> **WRITTEN INSTRUCTION**:
All the entries need to be quoted exactly, apart from the pictures, which you should drop.

> **PROVIDED DATA**:
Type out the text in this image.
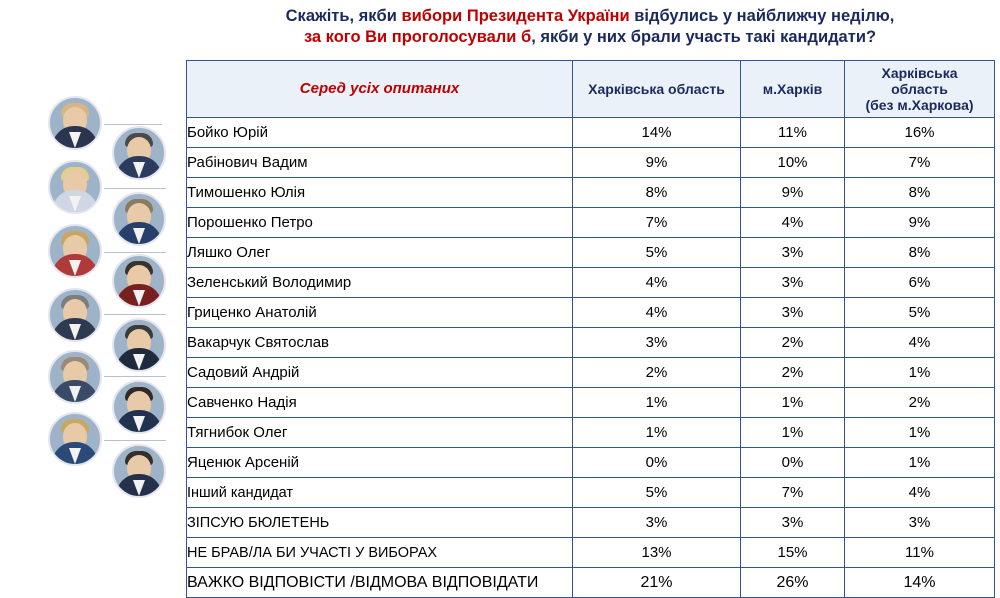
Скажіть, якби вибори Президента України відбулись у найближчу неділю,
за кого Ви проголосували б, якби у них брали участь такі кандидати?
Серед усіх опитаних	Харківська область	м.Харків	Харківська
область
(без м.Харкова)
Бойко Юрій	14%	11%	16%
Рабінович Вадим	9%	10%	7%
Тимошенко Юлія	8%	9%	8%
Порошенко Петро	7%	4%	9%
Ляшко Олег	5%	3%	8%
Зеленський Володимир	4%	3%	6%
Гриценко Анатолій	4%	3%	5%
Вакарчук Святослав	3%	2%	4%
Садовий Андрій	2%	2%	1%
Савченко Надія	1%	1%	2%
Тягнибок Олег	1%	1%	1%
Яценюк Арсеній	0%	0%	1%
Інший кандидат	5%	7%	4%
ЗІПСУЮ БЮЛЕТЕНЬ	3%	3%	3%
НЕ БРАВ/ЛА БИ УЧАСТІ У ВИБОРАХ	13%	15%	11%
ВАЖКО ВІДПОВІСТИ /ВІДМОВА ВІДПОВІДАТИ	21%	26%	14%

> **FULL ANSWER**:
Type out the text in this image.
Скажіть, якби вибори Президента України відбулись у найближчу неділю,
за кого Ви проголосували б, якби у них брали участь такі кандидати?
Серед усіх опитаних	Харківська область	м.Харків	Харківська
область
(без м.Харкова)
Бойко Юрій	14%	11%	16%
Рабінович Вадим	9%	10%	7%
Тимошенко Юлія	8%	9%	8%
Порошенко Петро	7%	4%	9%
Ляшко Олег	5%	3%	8%
Зеленський Володимир	4%	3%	6%
Гриценко Анатолій	4%	3%	5%
Вакарчук Святослав	3%	2%	4%
Садовий Андрій	2%	2%	1%
Савченко Надія	1%	1%	2%
Тягнибок Олег	1%	1%	1%
Яценюк Арсеній	0%	0%	1%
Інший кандидат	5%	7%	4%
ЗІПСУЮ БЮЛЕТЕНЬ	3%	3%	3%
НЕ БРАВ/ЛА БИ УЧАСТІ У ВИБОРАХ	13%	15%	11%
ВАЖКО ВІДПОВІСТИ /ВІДМОВА ВІДПОВІДАТИ	21%	26%	14%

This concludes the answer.